## Task to carry out
Emit the data below verbatim, stripping out any pictures.

━━━ Data for this task ━━━

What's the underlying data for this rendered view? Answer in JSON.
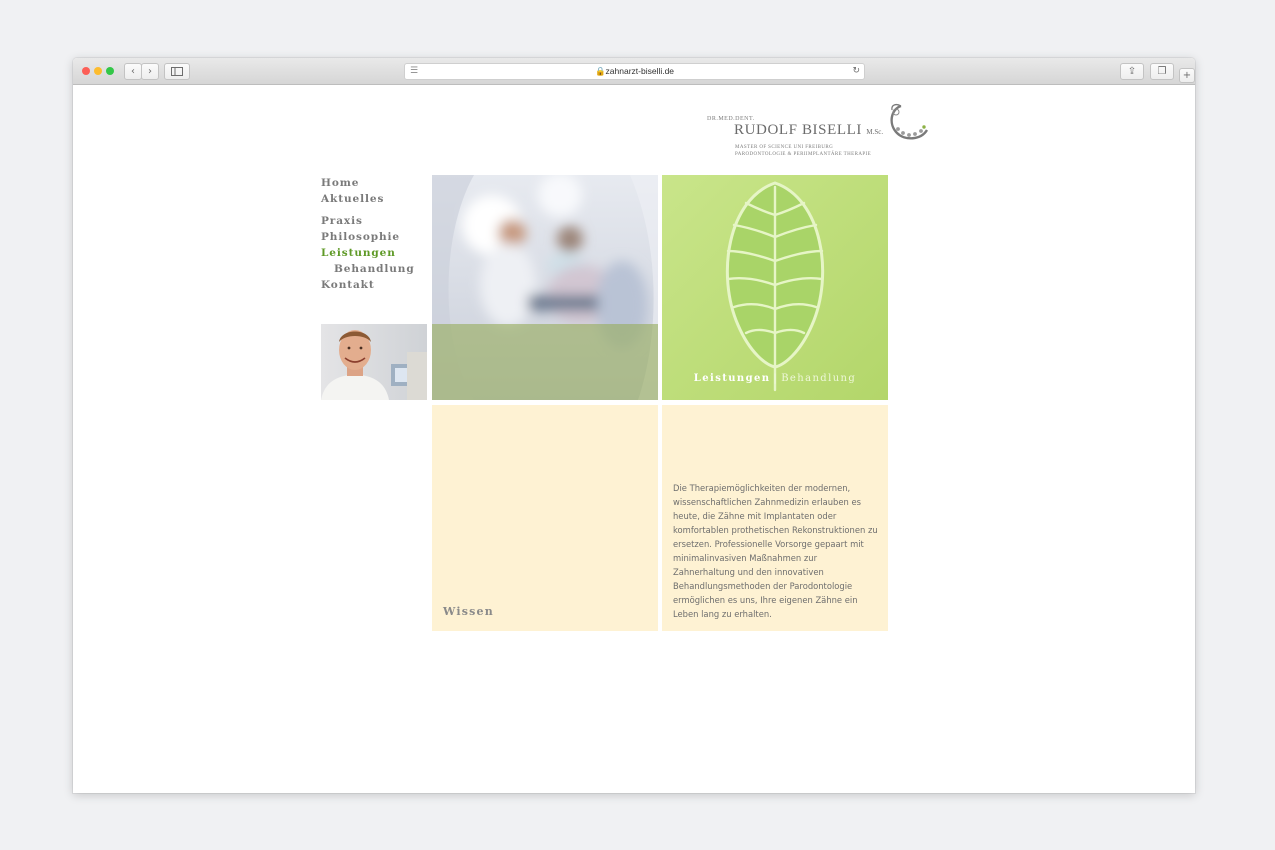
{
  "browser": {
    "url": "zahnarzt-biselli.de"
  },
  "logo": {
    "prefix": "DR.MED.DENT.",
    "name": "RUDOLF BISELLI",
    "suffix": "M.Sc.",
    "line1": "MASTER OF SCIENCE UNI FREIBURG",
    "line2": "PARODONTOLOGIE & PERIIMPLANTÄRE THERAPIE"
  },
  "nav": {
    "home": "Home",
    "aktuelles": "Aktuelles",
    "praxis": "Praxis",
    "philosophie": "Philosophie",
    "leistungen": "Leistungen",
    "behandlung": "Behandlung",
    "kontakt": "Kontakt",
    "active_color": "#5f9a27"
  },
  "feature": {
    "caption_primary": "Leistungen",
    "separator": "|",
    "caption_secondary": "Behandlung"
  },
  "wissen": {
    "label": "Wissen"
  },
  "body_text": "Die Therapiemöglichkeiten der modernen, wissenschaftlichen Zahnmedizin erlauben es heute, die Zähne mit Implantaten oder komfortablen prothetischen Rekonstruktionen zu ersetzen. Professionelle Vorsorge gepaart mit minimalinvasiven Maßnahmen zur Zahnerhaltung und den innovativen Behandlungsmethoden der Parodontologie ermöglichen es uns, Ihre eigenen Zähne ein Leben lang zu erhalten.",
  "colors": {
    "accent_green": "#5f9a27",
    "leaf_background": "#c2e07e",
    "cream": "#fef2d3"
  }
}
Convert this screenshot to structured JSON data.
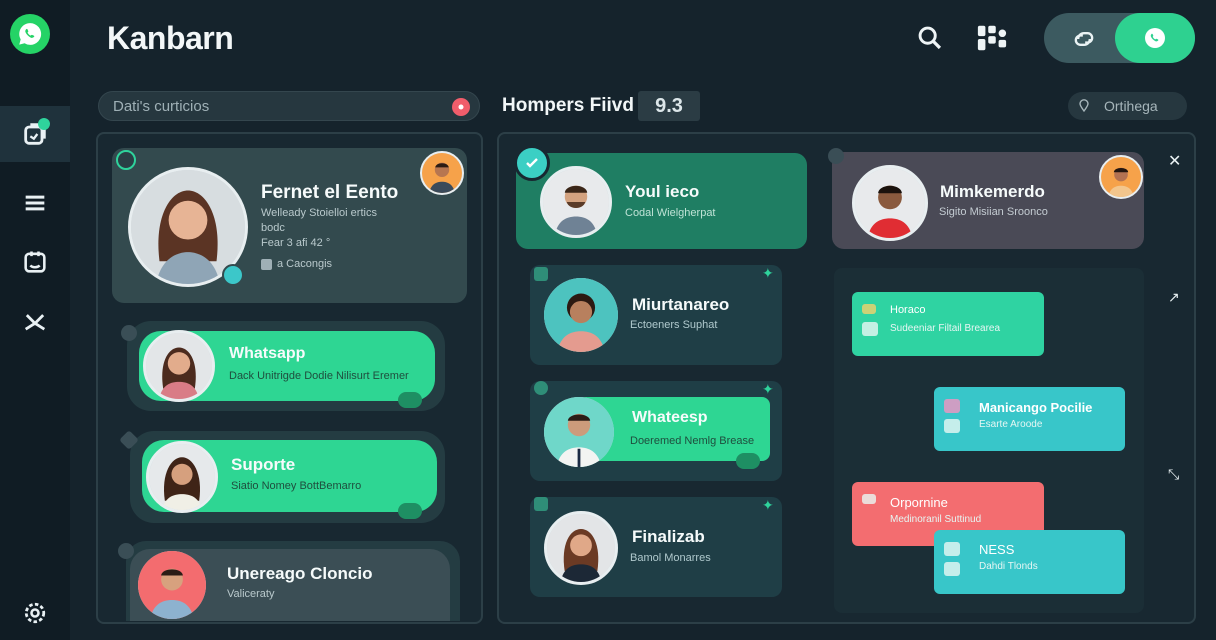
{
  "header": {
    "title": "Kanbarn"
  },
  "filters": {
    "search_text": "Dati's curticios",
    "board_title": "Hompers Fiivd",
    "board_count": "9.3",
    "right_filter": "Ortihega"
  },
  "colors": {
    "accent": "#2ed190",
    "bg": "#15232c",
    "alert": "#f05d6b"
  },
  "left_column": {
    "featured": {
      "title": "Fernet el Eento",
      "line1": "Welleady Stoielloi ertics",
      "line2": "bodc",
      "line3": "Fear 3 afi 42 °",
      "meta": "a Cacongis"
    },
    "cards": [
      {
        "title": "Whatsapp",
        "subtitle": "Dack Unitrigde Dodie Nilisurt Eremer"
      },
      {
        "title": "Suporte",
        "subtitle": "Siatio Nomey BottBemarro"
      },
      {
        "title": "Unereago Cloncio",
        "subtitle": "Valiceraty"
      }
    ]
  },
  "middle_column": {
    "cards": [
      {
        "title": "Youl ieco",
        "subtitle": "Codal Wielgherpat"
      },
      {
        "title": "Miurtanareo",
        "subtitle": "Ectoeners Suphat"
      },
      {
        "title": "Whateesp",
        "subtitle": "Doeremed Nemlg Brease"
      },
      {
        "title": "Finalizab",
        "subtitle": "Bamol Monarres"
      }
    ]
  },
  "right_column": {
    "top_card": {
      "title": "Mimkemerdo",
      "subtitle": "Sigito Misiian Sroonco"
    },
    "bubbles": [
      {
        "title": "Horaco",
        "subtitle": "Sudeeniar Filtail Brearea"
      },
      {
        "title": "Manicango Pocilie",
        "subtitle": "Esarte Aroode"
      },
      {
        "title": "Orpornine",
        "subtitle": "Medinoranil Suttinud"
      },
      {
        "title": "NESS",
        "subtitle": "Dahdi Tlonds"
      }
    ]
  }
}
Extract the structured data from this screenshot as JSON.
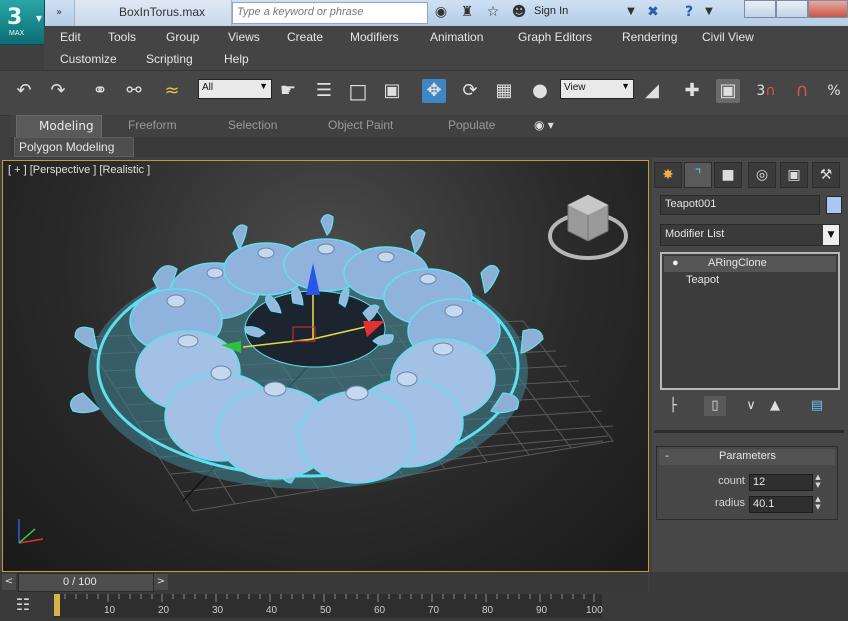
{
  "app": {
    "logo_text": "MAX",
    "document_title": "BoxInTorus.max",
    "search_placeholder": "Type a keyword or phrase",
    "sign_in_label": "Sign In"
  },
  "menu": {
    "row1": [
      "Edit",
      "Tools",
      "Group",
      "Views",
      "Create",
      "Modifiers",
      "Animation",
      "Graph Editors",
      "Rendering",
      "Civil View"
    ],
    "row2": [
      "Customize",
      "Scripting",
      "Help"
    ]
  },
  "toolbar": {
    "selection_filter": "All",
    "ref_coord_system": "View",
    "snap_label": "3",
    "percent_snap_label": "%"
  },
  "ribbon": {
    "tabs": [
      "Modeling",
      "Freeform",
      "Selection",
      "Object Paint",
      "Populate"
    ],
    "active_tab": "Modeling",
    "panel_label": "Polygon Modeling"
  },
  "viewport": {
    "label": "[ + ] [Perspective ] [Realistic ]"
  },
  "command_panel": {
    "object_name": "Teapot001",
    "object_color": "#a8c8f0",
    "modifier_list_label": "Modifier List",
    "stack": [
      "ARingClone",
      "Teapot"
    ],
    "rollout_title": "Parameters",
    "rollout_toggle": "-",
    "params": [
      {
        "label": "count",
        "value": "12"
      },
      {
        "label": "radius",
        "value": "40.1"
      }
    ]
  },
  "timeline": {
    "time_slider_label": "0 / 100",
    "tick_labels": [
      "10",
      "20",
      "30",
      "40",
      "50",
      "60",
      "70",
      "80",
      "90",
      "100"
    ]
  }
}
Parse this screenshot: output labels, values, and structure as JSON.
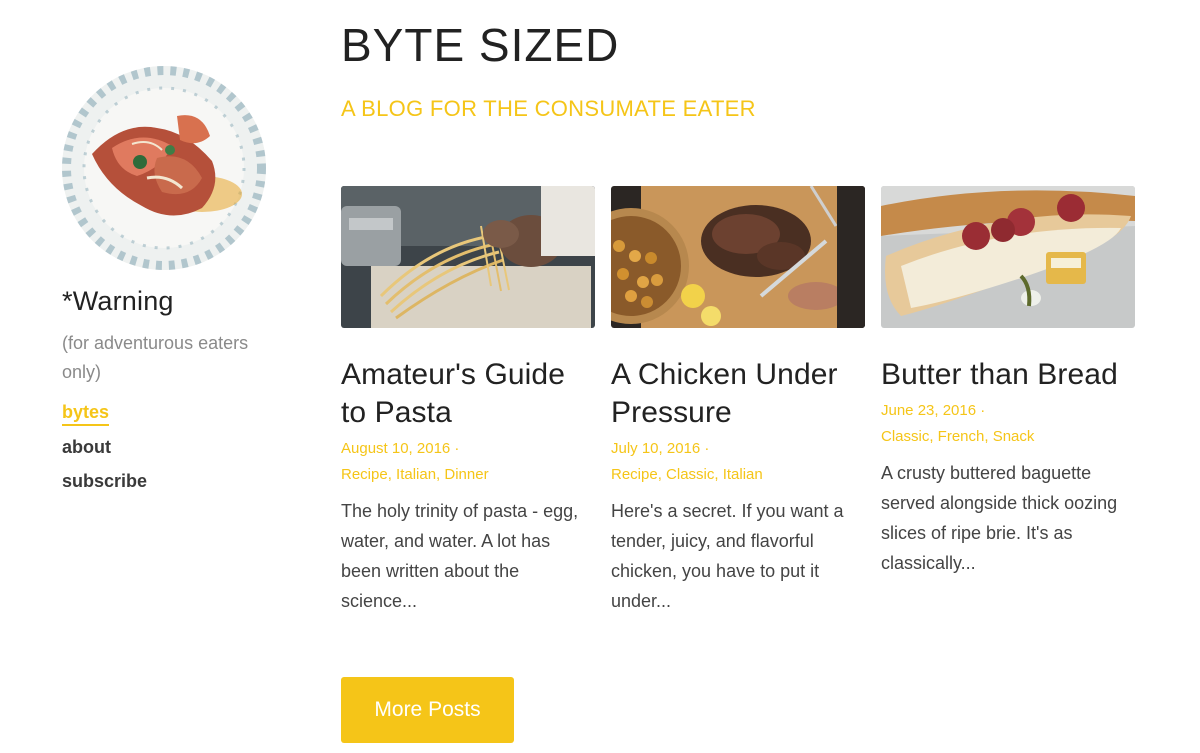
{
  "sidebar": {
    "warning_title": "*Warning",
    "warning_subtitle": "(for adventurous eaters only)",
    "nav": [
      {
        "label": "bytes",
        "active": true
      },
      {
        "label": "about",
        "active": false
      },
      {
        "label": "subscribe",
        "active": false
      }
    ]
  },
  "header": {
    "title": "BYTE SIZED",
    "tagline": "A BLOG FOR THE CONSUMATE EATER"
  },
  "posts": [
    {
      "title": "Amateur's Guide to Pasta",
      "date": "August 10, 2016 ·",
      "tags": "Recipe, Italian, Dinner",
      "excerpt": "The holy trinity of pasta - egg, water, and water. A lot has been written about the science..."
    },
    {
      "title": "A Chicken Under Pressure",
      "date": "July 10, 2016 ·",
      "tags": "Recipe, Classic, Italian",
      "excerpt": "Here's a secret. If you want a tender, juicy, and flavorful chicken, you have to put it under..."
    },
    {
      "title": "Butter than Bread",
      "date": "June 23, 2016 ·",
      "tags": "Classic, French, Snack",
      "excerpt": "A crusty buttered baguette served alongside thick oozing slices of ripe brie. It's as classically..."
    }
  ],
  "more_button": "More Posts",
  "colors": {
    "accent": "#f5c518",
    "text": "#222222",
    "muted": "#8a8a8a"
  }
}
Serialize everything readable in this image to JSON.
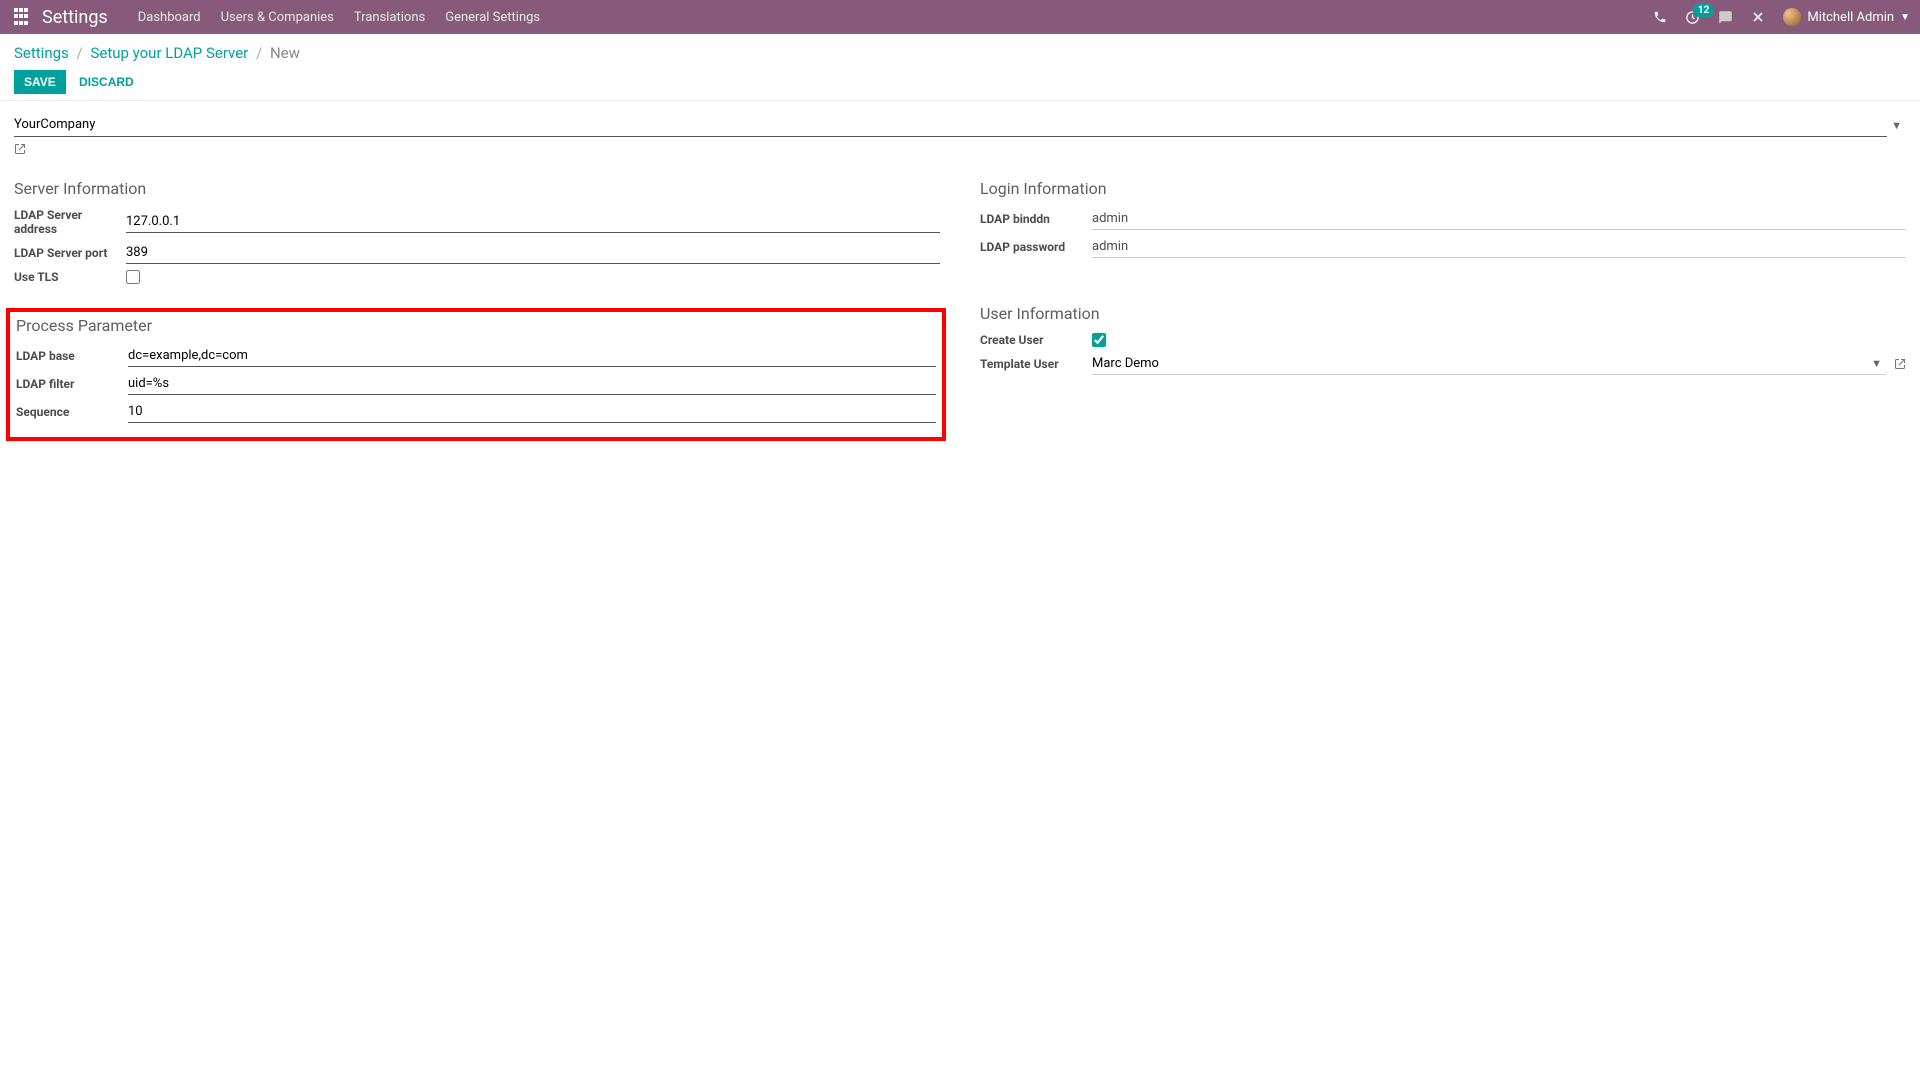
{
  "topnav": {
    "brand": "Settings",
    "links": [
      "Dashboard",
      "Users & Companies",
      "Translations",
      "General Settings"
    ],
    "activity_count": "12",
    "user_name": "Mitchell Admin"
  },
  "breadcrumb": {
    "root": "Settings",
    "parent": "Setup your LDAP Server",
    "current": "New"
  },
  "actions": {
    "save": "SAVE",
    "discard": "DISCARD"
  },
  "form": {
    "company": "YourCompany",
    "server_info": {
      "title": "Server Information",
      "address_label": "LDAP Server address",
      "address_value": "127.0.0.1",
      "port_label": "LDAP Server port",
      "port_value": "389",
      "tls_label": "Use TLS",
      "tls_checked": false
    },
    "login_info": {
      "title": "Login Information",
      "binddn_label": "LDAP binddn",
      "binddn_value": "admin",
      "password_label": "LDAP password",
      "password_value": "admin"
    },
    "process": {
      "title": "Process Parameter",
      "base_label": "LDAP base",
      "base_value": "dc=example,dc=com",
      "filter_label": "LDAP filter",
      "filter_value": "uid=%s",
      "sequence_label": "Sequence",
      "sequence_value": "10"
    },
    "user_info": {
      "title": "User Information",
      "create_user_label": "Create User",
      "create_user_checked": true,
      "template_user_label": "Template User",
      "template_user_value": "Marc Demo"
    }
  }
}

━━━

## Exercise response
What's the underlying data for this rendered view? Answer in JSON.
{
  "browser": {
    "url": "zahnarzt-biselli.de"
  },
  "logo": {
    "prefix": "DR.MED.DENT.",
    "name": "RUDOLF BISELLI",
    "suffix": "M.Sc.",
    "line1": "MASTER OF SCIENCE UNI FREIBURG",
    "line2": "PARODONTOLOGIE & PERIIMPLANTÄRE THERAPIE"
  },
  "nav": {
    "home": "Home",
    "aktuelles": "Aktuelles",
    "praxis": "Praxis",
    "philosophie": "Philosophie",
    "leistungen": "Leistungen",
    "behandlung": "Behandlung",
    "kontakt": "Kontakt",
    "active_color": "#5f9a27"
  },
  "feature": {
    "caption_primary": "Leistungen",
    "separator": "|",
    "caption_secondary": "Behandlung"
  },
  "wissen": {
    "label": "Wissen"
  },
  "body_text": "Die Therapiemöglichkeiten der modernen, wissenschaftlichen Zahnmedizin erlauben es heute, die Zähne mit Implantaten oder komfortablen prothetischen Rekonstruktionen zu ersetzen. Professionelle Vorsorge gepaart mit minimalinvasiven Maßnahmen zur Zahnerhaltung und den innovativen Behandlungsmethoden der Parodontologie ermöglichen es uns, Ihre eigenen Zähne ein Leben lang zu erhalten.",
  "colors": {
    "accent_green": "#5f9a27",
    "leaf_background": "#c2e07e",
    "cream": "#fef2d3"
  }
}
Convert this screenshot to structured JSON data.
{
  "header": {
    "title": "Kanbarn"
  },
  "filters": {
    "search_text": "Dati's curticios",
    "board_title": "Hompers Fiivd",
    "board_count": "9.3",
    "right_filter": "Ortihega"
  },
  "colors": {
    "accent": "#2ed190",
    "bg": "#15232c",
    "alert": "#f05d6b"
  },
  "left_column": {
    "featured": {
      "title": "Fernet el Eento",
      "line1": "Welleady Stoielloi ertics",
      "line2": "bodc",
      "line3": "Fear 3 afi 42 °",
      "meta": "a Cacongis"
    },
    "cards": [
      {
        "title": "Whatsapp",
        "subtitle": "Dack Unitrigde Dodie Nilisurt Eremer"
      },
      {
        "title": "Suporte",
        "subtitle": "Siatio Nomey BottBemarro"
      },
      {
        "title": "Unereago Cloncio",
        "subtitle": "Valiceraty"
      }
    ]
  },
  "middle_column": {
    "cards": [
      {
        "title": "Youl ieco",
        "subtitle": "Codal Wielgherpat"
      },
      {
        "title": "Miurtanareo",
        "subtitle": "Ectoeners Suphat"
      },
      {
        "title": "Whateesp",
        "subtitle": "Doeremed Nemlg Brease"
      },
      {
        "title": "Finalizab",
        "subtitle": "Bamol Monarres"
      }
    ]
  },
  "right_column": {
    "top_card": {
      "title": "Mimkemerdo",
      "subtitle": "Sigito Misiian Sroonco"
    },
    "bubbles": [
      {
        "title": "Horaco",
        "subtitle": "Sudeeniar Filtail Brearea"
      },
      {
        "title": "Manicango Pocilie",
        "subtitle": "Esarte Aroode"
      },
      {
        "title": "Orpornine",
        "subtitle": "Medinoranil Suttinud"
      },
      {
        "title": "NESS",
        "subtitle": "Dahdi Tlonds"
      }
    ]
  }
}
Extract the structured data from this screenshot as JSON.
{
  "app": {
    "logo_text": "MAX",
    "document_title": "BoxInTorus.max",
    "search_placeholder": "Type a keyword or phrase",
    "sign_in_label": "Sign In"
  },
  "menu": {
    "row1": [
      "Edit",
      "Tools",
      "Group",
      "Views",
      "Create",
      "Modifiers",
      "Animation",
      "Graph Editors",
      "Rendering",
      "Civil View"
    ],
    "row2": [
      "Customize",
      "Scripting",
      "Help"
    ]
  },
  "toolbar": {
    "selection_filter": "All",
    "ref_coord_system": "View",
    "snap_label": "3",
    "percent_snap_label": "%"
  },
  "ribbon": {
    "tabs": [
      "Modeling",
      "Freeform",
      "Selection",
      "Object Paint",
      "Populate"
    ],
    "active_tab": "Modeling",
    "panel_label": "Polygon Modeling"
  },
  "viewport": {
    "label": "[ + ] [Perspective ] [Realistic ]"
  },
  "command_panel": {
    "object_name": "Teapot001",
    "object_color": "#a8c8f0",
    "modifier_list_label": "Modifier List",
    "stack": [
      "ARingClone",
      "Teapot"
    ],
    "rollout_title": "Parameters",
    "rollout_toggle": "-",
    "params": [
      {
        "label": "count",
        "value": "12"
      },
      {
        "label": "radius",
        "value": "40.1"
      }
    ]
  },
  "timeline": {
    "time_slider_label": "0 / 100",
    "tick_labels": [
      "10",
      "20",
      "30",
      "40",
      "50",
      "60",
      "70",
      "80",
      "90",
      "100"
    ]
  }
}
Parse this screenshot: output labels, values, and structure as JSON.
{
  "sidebar": {
    "warning_title": "*Warning",
    "warning_subtitle": "(for adventurous eaters only)",
    "nav": [
      {
        "label": "bytes",
        "active": true
      },
      {
        "label": "about",
        "active": false
      },
      {
        "label": "subscribe",
        "active": false
      }
    ]
  },
  "header": {
    "title": "BYTE SIZED",
    "tagline": "A BLOG FOR THE CONSUMATE EATER"
  },
  "posts": [
    {
      "title": "Amateur's Guide to Pasta",
      "date": "August 10, 2016 ·",
      "tags": "Recipe, Italian, Dinner",
      "excerpt": "The holy trinity of pasta - egg, water, and water. A lot has been written about the science..."
    },
    {
      "title": "A Chicken Under Pressure",
      "date": "July 10, 2016 ·",
      "tags": "Recipe, Classic, Italian",
      "excerpt": "Here's a secret. If you want a tender, juicy, and flavorful chicken, you have to put it under..."
    },
    {
      "title": "Butter than Bread",
      "date": "June 23, 2016 ·",
      "tags": "Classic, French, Snack",
      "excerpt": "A crusty buttered baguette served alongside thick oozing slices of ripe brie. It's as classically..."
    }
  ],
  "more_button": "More Posts",
  "colors": {
    "accent": "#f5c518",
    "text": "#222222",
    "muted": "#8a8a8a"
  }
}
Serialize everything readable in this image to JSON.
{
  "topnav": {
    "brand": "Settings",
    "links": [
      "Dashboard",
      "Users & Companies",
      "Translations",
      "General Settings"
    ],
    "activity_count": "12",
    "user_name": "Mitchell Admin"
  },
  "breadcrumb": {
    "root": "Settings",
    "parent": "Setup your LDAP Server",
    "current": "New"
  },
  "actions": {
    "save": "SAVE",
    "discard": "DISCARD"
  },
  "form": {
    "company": "YourCompany",
    "server_info": {
      "title": "Server Information",
      "address_label": "LDAP Server address",
      "address_value": "127.0.0.1",
      "port_label": "LDAP Server port",
      "port_value": "389",
      "tls_label": "Use TLS",
      "tls_checked": false
    },
    "login_info": {
      "title": "Login Information",
      "binddn_label": "LDAP binddn",
      "binddn_value": "admin",
      "password_label": "LDAP password",
      "password_value": "admin"
    },
    "process": {
      "title": "Process Parameter",
      "base_label": "LDAP base",
      "base_value": "dc=example,dc=com",
      "filter_label": "LDAP filter",
      "filter_value": "uid=%s",
      "sequence_label": "Sequence",
      "sequence_value": "10"
    },
    "user_info": {
      "title": "User Information",
      "create_user_label": "Create User",
      "create_user_checked": true,
      "template_user_label": "Template User",
      "template_user_value": "Marc Demo"
    }
  }
}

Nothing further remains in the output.